Collected data

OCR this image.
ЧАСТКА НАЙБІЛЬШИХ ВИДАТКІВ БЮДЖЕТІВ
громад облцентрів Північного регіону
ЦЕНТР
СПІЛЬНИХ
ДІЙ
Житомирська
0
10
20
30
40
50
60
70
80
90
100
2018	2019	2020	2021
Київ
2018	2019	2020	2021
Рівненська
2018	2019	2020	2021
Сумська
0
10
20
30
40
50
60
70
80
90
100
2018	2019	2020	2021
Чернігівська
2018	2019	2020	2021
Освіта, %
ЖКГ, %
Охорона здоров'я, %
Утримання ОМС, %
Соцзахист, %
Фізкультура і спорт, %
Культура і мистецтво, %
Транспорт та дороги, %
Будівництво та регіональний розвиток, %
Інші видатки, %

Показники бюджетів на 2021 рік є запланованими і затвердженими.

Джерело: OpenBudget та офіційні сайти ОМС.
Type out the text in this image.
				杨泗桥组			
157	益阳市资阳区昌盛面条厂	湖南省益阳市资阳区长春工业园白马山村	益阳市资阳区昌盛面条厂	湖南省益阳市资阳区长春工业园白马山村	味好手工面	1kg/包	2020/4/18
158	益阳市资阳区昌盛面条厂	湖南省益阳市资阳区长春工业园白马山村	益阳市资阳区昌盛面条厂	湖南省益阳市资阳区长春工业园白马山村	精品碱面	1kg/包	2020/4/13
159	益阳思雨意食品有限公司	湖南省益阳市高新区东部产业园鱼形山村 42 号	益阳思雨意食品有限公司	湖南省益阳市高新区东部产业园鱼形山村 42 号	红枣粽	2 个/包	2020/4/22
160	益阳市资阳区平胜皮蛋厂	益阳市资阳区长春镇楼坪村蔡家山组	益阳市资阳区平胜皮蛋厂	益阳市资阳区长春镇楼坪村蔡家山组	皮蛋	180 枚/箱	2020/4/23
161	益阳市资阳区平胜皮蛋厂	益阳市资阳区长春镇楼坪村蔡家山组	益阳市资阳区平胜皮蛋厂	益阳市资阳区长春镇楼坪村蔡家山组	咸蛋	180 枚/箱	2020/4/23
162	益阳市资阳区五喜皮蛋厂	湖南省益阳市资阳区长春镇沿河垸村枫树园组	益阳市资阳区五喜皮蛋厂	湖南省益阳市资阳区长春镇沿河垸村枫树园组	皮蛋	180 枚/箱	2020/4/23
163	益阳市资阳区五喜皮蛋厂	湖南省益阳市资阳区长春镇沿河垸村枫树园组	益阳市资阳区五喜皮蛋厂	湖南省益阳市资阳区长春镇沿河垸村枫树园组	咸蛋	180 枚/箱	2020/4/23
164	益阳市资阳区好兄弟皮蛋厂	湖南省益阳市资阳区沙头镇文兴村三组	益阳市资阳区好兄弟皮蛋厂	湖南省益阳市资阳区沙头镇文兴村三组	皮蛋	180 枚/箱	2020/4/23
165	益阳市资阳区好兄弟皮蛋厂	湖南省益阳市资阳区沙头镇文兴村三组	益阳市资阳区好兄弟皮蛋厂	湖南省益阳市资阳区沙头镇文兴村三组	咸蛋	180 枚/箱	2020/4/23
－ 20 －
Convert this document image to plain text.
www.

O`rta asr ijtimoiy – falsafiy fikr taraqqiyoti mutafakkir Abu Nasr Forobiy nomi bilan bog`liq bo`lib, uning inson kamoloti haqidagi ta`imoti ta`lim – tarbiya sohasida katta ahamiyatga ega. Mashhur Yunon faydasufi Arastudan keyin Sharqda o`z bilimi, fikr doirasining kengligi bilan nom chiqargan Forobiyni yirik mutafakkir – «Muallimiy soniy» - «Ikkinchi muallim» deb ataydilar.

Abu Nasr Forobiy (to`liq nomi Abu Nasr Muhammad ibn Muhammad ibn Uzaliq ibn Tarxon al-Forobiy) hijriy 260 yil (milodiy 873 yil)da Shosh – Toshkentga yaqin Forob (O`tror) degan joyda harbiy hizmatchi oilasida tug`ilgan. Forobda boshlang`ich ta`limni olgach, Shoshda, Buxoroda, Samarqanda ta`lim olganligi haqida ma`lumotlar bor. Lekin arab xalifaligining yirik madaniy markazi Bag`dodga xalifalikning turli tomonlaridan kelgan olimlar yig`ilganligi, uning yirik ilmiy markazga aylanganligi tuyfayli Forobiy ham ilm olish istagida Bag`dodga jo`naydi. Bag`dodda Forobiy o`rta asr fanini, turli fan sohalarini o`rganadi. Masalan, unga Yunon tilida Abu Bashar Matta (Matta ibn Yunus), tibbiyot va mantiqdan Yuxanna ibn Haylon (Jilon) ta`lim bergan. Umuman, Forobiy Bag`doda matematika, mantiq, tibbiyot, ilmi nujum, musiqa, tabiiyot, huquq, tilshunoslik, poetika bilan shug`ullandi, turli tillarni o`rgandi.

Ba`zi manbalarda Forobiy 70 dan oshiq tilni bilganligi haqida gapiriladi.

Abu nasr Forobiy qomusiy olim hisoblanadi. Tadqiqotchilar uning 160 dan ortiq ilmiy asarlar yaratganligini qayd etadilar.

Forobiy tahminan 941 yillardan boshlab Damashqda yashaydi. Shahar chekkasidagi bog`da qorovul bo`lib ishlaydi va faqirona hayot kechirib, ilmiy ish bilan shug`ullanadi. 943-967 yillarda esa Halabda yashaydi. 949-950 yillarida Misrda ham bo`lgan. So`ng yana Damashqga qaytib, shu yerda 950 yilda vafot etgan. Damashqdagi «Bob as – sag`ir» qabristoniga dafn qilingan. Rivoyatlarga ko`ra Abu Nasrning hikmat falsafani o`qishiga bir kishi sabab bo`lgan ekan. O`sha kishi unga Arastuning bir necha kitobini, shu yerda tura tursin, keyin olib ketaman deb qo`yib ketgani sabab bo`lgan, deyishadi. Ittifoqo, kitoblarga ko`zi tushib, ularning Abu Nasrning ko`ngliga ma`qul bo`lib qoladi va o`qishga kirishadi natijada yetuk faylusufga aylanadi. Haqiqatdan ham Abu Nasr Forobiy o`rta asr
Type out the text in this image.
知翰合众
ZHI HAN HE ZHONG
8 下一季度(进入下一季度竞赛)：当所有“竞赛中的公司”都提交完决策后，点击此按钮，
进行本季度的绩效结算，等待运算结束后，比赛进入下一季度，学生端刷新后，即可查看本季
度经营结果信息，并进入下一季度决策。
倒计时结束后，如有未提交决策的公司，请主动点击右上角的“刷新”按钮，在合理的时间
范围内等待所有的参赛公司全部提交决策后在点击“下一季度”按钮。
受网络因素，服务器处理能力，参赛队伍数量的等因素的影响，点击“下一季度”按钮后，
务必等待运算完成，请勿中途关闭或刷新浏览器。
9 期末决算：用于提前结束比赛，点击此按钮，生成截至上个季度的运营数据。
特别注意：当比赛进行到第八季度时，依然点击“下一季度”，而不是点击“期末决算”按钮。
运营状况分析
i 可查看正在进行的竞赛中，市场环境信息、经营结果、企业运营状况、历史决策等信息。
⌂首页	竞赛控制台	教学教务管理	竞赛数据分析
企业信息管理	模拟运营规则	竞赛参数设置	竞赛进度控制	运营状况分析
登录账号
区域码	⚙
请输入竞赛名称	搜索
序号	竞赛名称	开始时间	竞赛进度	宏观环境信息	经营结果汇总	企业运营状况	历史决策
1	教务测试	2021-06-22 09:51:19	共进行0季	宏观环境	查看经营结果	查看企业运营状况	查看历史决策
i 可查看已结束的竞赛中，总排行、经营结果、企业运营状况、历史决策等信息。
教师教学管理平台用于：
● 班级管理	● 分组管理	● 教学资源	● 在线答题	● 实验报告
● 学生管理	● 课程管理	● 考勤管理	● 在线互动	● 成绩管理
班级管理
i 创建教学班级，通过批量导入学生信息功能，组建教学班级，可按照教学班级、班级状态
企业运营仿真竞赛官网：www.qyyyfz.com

(The problem): What is the number of lines in the records that contain "Yunon"? Give that number only.

(Final result): 2